Task statement: Reproduce every line in the listing that contains the word "follow".

───── Records shown

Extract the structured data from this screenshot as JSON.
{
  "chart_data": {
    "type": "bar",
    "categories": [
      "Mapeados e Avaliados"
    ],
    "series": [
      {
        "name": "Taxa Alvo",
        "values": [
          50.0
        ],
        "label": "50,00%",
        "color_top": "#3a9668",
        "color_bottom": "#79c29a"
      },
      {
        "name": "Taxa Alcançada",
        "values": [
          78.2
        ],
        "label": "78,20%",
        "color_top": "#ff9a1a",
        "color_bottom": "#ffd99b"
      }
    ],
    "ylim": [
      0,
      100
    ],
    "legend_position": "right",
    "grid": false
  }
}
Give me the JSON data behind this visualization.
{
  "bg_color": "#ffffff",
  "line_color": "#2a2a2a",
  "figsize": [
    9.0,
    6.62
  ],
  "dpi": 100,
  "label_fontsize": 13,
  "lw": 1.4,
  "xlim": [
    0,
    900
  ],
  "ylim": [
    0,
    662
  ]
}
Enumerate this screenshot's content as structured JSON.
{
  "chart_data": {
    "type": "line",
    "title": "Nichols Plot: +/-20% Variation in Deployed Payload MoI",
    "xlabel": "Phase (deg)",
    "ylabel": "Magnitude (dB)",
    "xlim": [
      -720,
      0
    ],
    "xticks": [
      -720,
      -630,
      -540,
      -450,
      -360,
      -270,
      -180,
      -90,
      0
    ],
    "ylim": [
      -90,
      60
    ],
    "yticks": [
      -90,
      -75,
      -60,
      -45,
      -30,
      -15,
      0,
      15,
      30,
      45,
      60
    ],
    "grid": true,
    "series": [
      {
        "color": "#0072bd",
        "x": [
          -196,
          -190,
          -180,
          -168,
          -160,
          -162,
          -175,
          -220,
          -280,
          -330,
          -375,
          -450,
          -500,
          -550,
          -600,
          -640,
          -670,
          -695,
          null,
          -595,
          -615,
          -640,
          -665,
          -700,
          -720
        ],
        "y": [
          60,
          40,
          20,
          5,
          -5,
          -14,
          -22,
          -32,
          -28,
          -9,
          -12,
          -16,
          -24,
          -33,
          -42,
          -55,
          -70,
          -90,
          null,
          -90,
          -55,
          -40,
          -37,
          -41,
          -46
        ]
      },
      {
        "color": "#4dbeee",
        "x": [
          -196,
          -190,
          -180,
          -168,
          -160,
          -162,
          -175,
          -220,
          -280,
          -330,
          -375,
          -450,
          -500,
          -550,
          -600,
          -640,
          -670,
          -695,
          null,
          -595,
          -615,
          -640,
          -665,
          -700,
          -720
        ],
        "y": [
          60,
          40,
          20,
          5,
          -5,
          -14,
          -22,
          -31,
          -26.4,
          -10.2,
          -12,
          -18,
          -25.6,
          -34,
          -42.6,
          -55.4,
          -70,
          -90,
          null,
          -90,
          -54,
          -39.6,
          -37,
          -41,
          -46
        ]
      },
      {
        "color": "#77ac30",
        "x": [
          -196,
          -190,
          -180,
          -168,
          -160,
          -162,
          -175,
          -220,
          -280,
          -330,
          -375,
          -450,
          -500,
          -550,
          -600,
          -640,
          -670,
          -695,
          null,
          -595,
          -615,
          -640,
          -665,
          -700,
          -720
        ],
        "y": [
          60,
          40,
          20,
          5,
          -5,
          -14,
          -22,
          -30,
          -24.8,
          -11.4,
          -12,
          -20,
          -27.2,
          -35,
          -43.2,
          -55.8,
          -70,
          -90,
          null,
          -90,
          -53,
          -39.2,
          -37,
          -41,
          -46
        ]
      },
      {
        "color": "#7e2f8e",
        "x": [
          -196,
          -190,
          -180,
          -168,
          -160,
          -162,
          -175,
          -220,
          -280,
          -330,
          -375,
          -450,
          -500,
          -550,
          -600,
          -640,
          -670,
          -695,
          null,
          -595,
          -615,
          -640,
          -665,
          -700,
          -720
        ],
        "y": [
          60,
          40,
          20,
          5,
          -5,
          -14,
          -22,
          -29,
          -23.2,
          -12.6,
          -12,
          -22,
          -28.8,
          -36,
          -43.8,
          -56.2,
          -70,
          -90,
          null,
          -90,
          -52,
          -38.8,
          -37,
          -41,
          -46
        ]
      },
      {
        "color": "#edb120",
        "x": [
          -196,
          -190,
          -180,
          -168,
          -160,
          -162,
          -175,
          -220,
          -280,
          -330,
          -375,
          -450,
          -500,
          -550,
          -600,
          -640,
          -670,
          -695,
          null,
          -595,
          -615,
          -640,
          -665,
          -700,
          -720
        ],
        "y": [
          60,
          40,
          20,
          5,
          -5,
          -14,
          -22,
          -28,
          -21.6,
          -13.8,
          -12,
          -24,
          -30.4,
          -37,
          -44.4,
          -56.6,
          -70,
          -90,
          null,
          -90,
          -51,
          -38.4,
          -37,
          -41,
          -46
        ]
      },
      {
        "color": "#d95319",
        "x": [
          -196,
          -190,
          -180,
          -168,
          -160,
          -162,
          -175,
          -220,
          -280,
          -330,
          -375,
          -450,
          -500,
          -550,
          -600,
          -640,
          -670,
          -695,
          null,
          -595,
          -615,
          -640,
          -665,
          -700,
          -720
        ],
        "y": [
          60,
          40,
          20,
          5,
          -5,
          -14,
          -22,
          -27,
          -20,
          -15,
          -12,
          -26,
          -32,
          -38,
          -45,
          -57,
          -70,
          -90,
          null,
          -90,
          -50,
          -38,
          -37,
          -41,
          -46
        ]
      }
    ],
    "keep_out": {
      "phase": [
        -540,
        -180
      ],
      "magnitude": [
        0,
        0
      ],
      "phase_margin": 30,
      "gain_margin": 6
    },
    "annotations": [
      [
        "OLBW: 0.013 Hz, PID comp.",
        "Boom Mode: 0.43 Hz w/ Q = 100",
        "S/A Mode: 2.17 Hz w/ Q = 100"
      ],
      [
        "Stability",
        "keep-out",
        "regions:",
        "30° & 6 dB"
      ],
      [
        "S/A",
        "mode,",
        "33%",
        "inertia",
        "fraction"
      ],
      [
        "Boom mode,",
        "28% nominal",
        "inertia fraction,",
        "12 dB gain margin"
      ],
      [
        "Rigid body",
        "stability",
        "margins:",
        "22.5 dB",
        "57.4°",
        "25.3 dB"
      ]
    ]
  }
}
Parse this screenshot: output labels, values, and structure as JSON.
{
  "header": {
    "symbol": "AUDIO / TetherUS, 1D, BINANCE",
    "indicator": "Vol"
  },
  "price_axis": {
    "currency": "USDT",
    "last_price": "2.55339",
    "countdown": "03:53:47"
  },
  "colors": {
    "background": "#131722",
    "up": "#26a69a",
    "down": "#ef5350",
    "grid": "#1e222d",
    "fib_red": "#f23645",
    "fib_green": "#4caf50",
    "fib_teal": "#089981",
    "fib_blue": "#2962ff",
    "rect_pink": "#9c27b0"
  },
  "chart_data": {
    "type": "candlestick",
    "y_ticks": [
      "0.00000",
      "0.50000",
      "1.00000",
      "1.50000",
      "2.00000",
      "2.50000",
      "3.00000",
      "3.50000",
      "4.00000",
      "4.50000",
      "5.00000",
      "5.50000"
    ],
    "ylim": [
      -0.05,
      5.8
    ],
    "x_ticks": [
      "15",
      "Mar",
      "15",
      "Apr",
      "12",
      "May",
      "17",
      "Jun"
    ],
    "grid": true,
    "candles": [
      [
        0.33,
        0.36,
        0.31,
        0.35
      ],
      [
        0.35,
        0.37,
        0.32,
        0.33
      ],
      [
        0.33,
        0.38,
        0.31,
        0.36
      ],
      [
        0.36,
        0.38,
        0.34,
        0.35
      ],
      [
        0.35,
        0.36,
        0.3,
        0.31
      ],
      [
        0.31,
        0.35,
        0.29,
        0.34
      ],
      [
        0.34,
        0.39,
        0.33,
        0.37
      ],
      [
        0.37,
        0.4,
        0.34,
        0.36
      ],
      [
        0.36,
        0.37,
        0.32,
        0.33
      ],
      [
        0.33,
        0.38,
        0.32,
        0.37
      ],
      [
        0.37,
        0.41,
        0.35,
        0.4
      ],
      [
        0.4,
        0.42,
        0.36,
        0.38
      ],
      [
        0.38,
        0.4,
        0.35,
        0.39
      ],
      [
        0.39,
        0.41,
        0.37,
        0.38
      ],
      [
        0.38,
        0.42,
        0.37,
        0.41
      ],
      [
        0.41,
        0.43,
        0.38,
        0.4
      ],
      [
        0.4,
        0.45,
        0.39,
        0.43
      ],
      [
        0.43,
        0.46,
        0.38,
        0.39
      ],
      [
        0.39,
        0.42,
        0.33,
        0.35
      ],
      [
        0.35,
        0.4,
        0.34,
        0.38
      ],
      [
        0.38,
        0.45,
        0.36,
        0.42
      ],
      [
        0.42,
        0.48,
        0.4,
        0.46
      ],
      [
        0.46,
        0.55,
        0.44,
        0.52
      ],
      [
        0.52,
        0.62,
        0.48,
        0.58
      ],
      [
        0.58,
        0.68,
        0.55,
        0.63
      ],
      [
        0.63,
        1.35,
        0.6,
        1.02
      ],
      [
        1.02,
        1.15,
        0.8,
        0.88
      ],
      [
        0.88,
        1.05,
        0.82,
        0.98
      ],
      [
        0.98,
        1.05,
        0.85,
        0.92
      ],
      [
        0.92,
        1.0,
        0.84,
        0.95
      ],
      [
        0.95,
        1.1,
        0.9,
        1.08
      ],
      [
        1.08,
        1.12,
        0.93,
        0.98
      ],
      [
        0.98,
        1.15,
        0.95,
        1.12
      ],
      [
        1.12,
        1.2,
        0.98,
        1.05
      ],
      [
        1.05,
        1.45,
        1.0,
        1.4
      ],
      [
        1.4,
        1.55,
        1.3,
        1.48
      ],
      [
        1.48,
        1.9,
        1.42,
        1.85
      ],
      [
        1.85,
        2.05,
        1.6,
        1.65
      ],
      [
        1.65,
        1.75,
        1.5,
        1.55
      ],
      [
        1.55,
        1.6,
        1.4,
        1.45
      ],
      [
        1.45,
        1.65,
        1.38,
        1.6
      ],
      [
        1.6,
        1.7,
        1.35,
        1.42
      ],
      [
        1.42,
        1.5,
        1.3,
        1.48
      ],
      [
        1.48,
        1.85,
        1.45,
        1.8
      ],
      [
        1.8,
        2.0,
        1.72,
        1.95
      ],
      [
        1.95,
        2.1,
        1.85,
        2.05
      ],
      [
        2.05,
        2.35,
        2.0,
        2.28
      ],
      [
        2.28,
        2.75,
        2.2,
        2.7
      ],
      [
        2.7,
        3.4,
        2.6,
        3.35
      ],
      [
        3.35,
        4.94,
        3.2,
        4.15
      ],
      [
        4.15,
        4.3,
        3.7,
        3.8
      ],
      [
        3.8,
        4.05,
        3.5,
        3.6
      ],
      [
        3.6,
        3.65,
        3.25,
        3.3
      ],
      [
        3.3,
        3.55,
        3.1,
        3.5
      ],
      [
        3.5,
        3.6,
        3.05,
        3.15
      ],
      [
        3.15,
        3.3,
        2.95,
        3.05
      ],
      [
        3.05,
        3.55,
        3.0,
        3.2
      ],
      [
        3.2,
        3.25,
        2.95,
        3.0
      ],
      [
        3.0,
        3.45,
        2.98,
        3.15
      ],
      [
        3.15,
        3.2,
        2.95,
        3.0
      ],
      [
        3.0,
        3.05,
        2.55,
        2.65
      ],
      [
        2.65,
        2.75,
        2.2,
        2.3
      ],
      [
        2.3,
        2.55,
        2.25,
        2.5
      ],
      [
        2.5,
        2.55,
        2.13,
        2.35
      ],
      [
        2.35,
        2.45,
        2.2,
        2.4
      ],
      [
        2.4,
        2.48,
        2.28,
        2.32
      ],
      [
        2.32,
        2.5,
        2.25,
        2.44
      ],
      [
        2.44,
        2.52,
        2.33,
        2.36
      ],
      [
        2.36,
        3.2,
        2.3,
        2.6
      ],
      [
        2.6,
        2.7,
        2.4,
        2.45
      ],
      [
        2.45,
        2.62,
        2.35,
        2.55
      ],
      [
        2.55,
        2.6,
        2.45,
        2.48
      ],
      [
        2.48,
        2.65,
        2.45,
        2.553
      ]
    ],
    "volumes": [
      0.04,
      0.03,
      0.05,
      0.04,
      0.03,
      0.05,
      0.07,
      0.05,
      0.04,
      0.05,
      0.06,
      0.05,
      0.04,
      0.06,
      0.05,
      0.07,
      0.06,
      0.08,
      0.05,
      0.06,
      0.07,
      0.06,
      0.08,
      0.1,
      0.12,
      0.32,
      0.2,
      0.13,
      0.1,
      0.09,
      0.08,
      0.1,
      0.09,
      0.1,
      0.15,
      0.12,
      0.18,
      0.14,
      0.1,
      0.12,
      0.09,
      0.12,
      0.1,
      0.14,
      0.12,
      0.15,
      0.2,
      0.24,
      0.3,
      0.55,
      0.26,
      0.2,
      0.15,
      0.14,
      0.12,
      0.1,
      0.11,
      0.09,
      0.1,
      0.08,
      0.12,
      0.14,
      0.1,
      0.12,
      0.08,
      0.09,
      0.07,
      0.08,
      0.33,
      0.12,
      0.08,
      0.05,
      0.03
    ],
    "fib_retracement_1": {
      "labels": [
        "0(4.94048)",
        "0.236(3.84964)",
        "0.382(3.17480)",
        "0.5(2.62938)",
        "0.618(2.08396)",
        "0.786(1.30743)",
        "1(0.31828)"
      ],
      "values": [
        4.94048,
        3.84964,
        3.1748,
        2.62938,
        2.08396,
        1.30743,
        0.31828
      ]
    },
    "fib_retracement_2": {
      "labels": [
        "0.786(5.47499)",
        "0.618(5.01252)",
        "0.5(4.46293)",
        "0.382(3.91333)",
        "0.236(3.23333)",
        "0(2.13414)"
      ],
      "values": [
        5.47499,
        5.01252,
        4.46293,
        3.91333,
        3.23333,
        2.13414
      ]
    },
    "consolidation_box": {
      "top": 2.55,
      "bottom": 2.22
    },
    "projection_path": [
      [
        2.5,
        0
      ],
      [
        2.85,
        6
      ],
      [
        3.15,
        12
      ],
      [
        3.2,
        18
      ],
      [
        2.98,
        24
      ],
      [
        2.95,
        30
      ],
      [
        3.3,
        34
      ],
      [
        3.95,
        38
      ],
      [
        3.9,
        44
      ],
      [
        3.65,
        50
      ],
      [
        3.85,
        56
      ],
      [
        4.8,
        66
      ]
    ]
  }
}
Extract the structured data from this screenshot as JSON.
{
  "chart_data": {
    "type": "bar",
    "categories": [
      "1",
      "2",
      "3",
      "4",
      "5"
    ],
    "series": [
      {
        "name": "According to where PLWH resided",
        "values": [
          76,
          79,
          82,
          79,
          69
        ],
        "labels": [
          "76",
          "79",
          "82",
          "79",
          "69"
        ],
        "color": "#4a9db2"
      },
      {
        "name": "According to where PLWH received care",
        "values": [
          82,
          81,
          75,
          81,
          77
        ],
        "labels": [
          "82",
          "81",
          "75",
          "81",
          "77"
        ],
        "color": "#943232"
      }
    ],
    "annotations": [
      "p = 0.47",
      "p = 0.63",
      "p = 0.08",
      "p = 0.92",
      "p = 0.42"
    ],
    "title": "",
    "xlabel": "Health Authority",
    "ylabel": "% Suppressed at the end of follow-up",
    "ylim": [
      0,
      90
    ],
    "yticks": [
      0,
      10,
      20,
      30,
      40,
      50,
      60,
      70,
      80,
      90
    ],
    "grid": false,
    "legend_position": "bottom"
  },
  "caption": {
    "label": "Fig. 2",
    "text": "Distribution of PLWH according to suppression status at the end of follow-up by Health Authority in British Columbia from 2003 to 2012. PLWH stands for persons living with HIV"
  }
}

──────────

Expected output:
    "ylabel": "% Suppressed at the end of follow-up",
    "text": "Distribution of PLWH according to suppression status at the end of follow-up by Health Authority in British Columbia from 2003 to 2012. PLWH stands for persons living with HIV"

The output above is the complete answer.